_What to produce_:
Which lines hold the word "Defense"? Copy each of them.

_Records supplied_:
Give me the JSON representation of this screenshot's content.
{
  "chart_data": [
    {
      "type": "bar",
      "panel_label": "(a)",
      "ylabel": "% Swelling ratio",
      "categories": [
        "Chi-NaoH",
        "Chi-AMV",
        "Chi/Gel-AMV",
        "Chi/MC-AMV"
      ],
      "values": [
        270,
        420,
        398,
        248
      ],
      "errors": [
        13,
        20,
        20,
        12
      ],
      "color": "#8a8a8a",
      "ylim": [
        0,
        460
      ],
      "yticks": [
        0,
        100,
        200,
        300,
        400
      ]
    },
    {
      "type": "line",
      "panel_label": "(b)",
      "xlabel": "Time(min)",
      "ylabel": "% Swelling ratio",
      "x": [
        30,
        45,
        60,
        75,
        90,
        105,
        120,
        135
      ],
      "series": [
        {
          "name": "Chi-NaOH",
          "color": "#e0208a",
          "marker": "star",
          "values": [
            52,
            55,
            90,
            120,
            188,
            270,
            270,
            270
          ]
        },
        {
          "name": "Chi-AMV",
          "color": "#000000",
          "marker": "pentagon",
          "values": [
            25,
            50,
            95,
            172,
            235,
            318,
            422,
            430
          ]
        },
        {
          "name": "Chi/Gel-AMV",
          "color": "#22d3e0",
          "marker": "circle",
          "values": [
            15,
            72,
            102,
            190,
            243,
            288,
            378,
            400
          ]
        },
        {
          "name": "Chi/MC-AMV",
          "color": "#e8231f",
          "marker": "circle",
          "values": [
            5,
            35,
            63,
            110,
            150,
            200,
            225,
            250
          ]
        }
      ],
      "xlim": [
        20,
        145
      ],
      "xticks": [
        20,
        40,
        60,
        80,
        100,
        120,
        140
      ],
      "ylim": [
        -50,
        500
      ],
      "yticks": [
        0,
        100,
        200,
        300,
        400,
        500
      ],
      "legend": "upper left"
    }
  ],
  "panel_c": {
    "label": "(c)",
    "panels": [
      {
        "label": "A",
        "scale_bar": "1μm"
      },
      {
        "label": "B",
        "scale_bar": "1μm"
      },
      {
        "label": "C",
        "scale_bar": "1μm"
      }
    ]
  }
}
...
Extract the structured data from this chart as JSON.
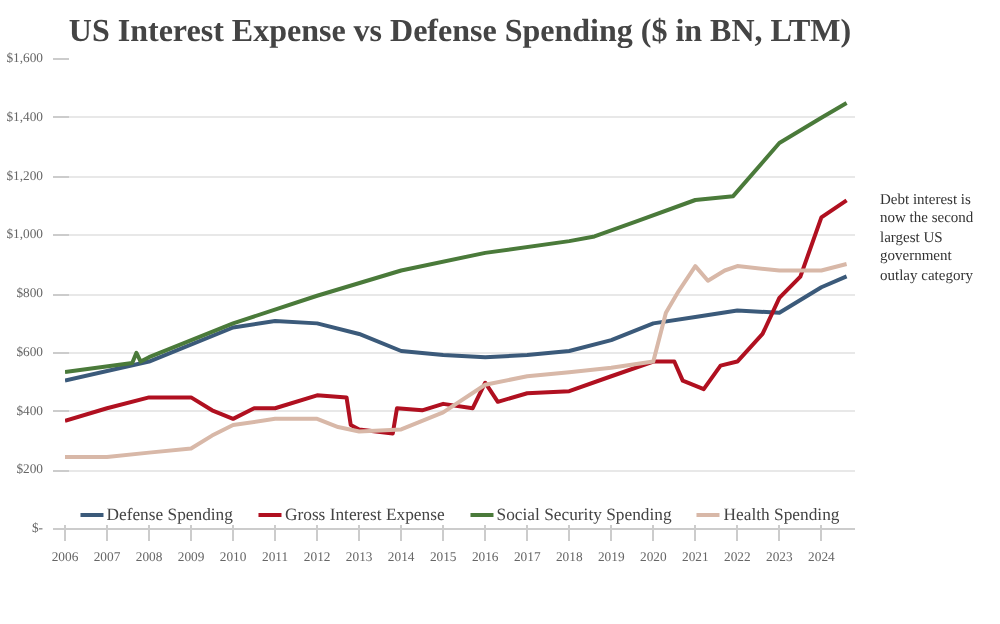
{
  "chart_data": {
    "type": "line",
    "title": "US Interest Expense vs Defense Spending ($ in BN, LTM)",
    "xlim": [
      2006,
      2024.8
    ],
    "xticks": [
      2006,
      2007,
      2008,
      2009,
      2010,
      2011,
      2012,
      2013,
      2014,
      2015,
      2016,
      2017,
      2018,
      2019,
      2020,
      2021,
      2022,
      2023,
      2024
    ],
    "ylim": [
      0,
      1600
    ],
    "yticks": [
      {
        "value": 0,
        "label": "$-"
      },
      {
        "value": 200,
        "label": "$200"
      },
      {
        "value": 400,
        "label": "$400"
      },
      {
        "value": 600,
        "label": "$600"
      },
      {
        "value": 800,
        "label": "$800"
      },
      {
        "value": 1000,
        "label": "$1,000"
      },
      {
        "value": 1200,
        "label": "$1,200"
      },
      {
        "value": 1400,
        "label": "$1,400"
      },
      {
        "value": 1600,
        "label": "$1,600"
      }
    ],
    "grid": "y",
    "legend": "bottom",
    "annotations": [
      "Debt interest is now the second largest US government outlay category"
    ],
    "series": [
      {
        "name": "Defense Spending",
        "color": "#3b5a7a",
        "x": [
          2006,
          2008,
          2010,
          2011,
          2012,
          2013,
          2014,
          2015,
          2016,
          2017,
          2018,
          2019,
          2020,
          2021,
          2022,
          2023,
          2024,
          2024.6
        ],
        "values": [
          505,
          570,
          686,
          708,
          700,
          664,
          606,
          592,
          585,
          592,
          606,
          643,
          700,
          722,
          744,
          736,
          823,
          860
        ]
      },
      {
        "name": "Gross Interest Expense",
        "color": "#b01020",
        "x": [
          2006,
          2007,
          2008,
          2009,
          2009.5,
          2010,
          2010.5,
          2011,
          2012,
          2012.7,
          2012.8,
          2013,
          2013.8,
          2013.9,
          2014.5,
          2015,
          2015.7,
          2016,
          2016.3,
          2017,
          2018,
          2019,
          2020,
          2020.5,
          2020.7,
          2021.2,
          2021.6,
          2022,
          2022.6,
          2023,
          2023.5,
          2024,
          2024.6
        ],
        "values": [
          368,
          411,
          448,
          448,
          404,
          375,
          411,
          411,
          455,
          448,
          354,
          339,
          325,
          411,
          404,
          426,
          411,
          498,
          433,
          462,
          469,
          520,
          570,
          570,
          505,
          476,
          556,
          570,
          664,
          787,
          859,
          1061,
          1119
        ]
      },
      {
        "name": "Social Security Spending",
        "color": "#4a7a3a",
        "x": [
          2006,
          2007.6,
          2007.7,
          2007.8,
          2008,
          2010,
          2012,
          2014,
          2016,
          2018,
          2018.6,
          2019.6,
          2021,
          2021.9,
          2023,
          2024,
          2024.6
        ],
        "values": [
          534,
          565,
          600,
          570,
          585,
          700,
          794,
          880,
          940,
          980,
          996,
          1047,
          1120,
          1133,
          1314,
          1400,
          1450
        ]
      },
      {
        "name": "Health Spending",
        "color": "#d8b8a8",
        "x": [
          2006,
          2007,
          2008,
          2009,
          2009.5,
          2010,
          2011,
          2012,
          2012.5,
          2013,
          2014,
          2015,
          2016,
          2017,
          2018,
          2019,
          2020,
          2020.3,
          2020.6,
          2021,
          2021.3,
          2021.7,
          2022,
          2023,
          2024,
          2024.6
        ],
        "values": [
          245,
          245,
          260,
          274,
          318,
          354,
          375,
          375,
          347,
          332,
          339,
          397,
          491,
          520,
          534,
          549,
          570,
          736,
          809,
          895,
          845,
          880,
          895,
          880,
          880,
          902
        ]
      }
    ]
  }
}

_Solution to this problem_:
    "title": "US Interest Expense vs Defense Spending ($ in BN, LTM)",
        "name": "Defense Spending",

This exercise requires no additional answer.